* [Exercise goal]: Would you transcribe the whole listing exactly, minus its pictures?

* [Supplied records]:

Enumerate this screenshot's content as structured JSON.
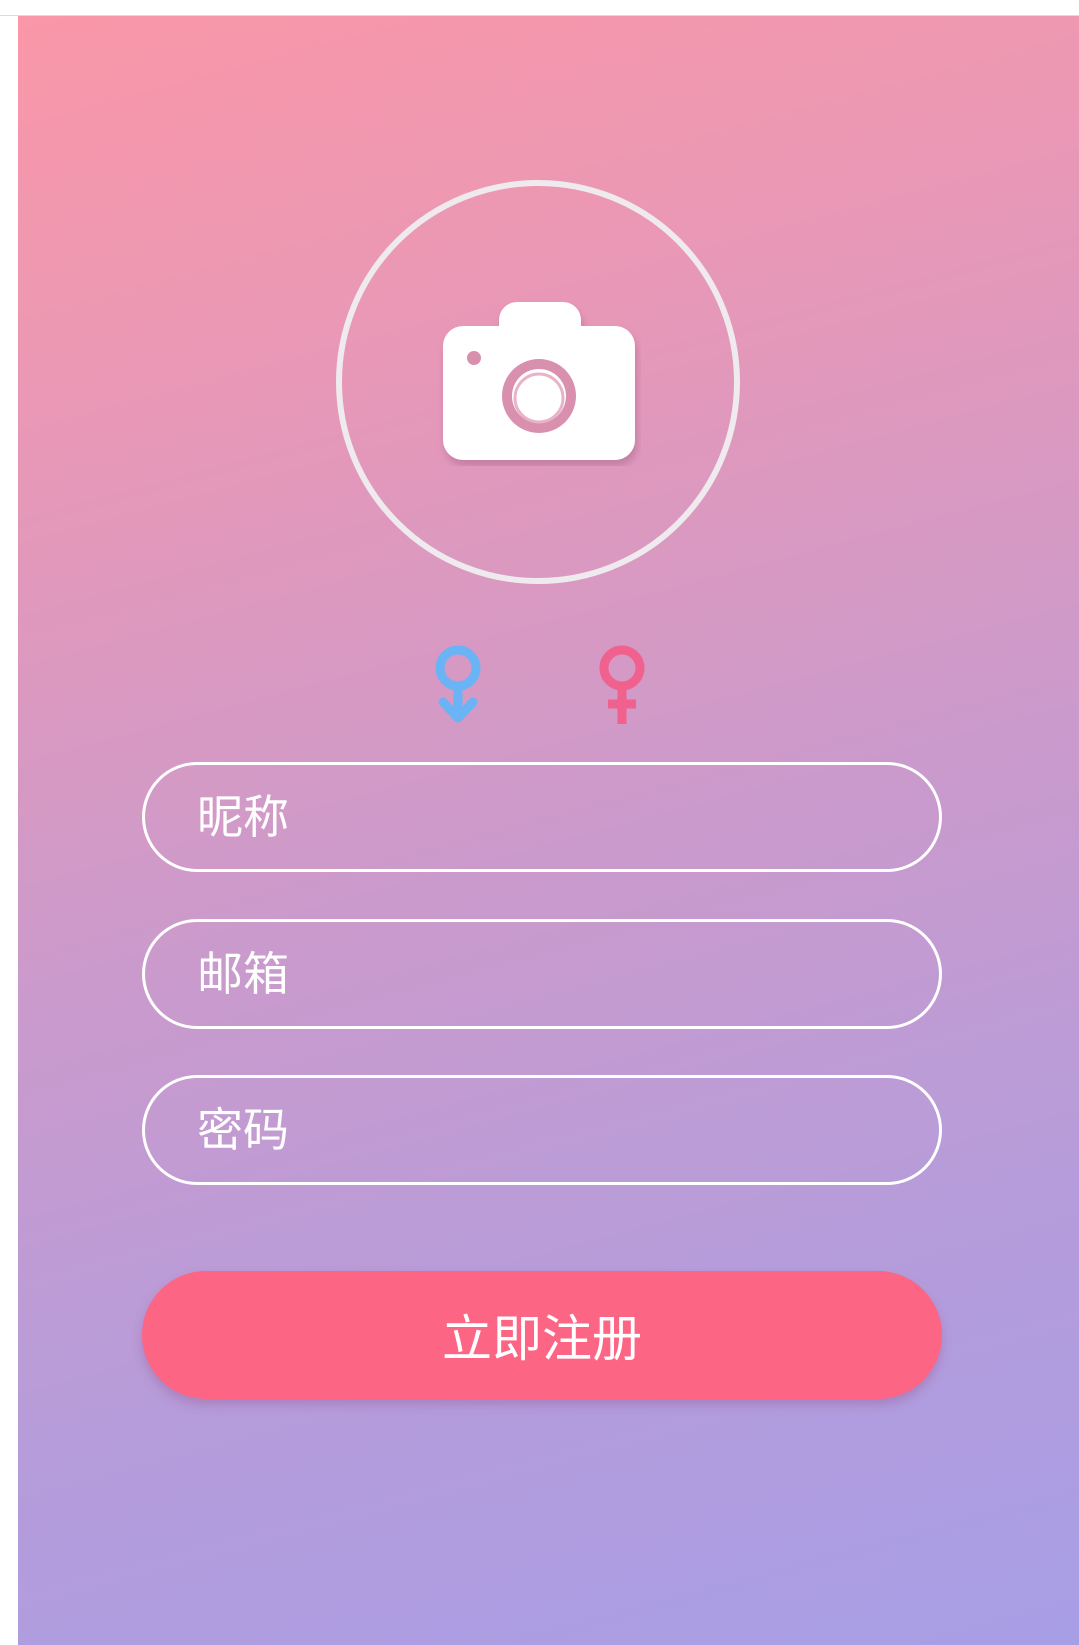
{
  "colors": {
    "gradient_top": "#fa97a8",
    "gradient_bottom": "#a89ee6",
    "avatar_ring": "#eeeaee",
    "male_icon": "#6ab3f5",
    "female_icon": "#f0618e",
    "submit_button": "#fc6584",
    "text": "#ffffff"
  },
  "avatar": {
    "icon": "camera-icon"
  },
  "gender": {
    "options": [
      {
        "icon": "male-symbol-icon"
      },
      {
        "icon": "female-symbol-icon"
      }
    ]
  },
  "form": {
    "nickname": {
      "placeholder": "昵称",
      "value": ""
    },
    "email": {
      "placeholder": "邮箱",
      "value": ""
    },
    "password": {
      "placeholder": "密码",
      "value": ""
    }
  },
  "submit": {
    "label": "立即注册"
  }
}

* [Reply]:
Enumerate this screenshot's content as structured JSON.
{
  "colors": {
    "gradient_top": "#fa97a8",
    "gradient_bottom": "#a89ee6",
    "avatar_ring": "#eeeaee",
    "male_icon": "#6ab3f5",
    "female_icon": "#f0618e",
    "submit_button": "#fc6584",
    "text": "#ffffff"
  },
  "avatar": {
    "icon": "camera-icon"
  },
  "gender": {
    "options": [
      {
        "icon": "male-symbol-icon"
      },
      {
        "icon": "female-symbol-icon"
      }
    ]
  },
  "form": {
    "nickname": {
      "placeholder": "昵称",
      "value": ""
    },
    "email": {
      "placeholder": "邮箱",
      "value": ""
    },
    "password": {
      "placeholder": "密码",
      "value": ""
    }
  },
  "submit": {
    "label": "立即注册"
  }
}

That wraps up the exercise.